Records contained in a dataset

******************************

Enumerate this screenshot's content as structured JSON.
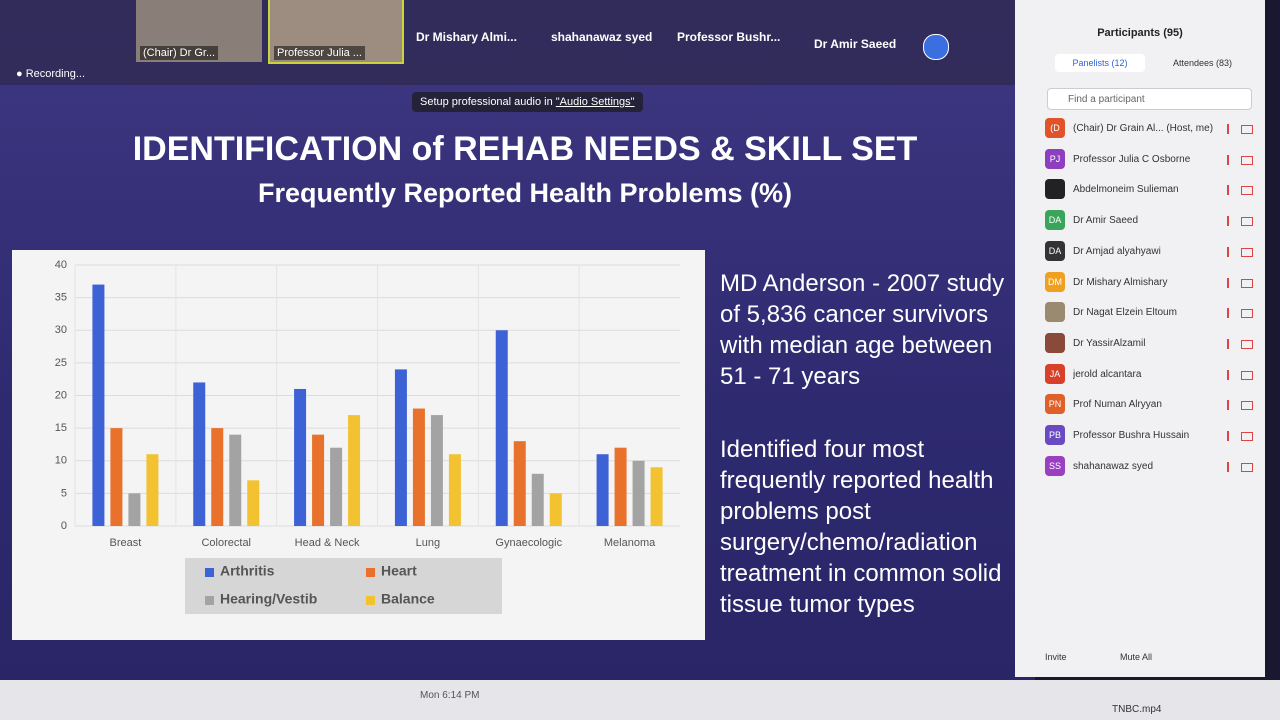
{
  "meeting": {
    "recording": "Recording...",
    "audio_hint": "Setup professional audio in",
    "audio_link": "\"Audio Settings\"",
    "videos": [
      "(Chair) Dr Gr...",
      "Professor Julia ..."
    ],
    "speakers": [
      "Dr Mishary Almi...",
      "shahanawaz syed",
      "Professor Bushr...",
      "Dr Amir Saeed"
    ]
  },
  "slide": {
    "title": "IDENTIFICATION of REHAB NEEDS & SKILL SET",
    "subtitle": "Frequently Reported Health Problems (%)",
    "paragraphs": [
      "MD Anderson - 2007 study of 5,836 cancer survivors with median age between 51 - 71 years",
      "Identified four most frequently reported health problems post surgery/chemo/radiation treatment in common solid tissue tumor types"
    ]
  },
  "chart_data": {
    "type": "bar",
    "categories": [
      "Breast",
      "Colorectal",
      "Head & Neck",
      "Lung",
      "Gynaecologic",
      "Melanoma"
    ],
    "series": [
      {
        "name": "Arthritis",
        "color": "#3d62d6",
        "values": [
          37,
          22,
          21,
          24,
          30,
          11
        ]
      },
      {
        "name": "Heart",
        "color": "#e8712b",
        "values": [
          15,
          15,
          14,
          18,
          13,
          12
        ]
      },
      {
        "name": "Hearing/Vestib",
        "color": "#a3a3a3",
        "values": [
          5,
          14,
          12,
          17,
          8,
          10
        ]
      },
      {
        "name": "Balance",
        "color": "#f2c230",
        "values": [
          11,
          7,
          17,
          11,
          5,
          9
        ]
      }
    ],
    "ylim": [
      0,
      40
    ],
    "yticks": [
      0,
      5,
      10,
      15,
      20,
      25,
      30,
      35,
      40
    ],
    "grid": true
  },
  "panel": {
    "title": "Participants (95)",
    "tabs": [
      "Panelists (12)",
      "Attendees (83)"
    ],
    "search": "Find a participant",
    "participants": [
      {
        "initials": "(D",
        "color": "#e0522a",
        "name": "(Chair) Dr Grain Al... (Host, me)"
      },
      {
        "initials": "PJ",
        "color": "#8e3fbf",
        "name": "Professor Julia C Osborne"
      },
      {
        "color": "#222222",
        "name": "Abdelmoneim Sulieman"
      },
      {
        "initials": "DA",
        "color": "#3aa55a",
        "name": "Dr Amir Saeed"
      },
      {
        "initials": "DA",
        "color": "#333333",
        "name": "Dr Amjad alyahyawi"
      },
      {
        "initials": "DM",
        "color": "#f0a020",
        "name": "Dr Mishary Almishary"
      },
      {
        "color": "#9a8a70",
        "name": "Dr Nagat Elzein Eltoum"
      },
      {
        "color": "#8a4a3a",
        "name": "Dr YassirAlzamil"
      },
      {
        "initials": "JA",
        "color": "#d8402a",
        "name": "jerold alcantara"
      },
      {
        "initials": "PN",
        "color": "#e0602a",
        "name": "Prof Numan Alryyan"
      },
      {
        "initials": "PB",
        "color": "#6a4ac0",
        "name": "Professor Bushra Hussain"
      },
      {
        "initials": "SS",
        "color": "#9a3fc0",
        "name": "shahanawaz syed"
      }
    ],
    "buttons": [
      "Invite",
      "Mute All"
    ]
  },
  "taskbar": {
    "clock": "Mon 6:14 PM",
    "file": "TNBC.mp4"
  }
}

******************************

*How to complete this task:*
Using the records above, copy every line that has the word "Mishary" in it.

*Output for this task:*
      "Dr Mishary Almi...",
        "name": "Dr Mishary Almishary"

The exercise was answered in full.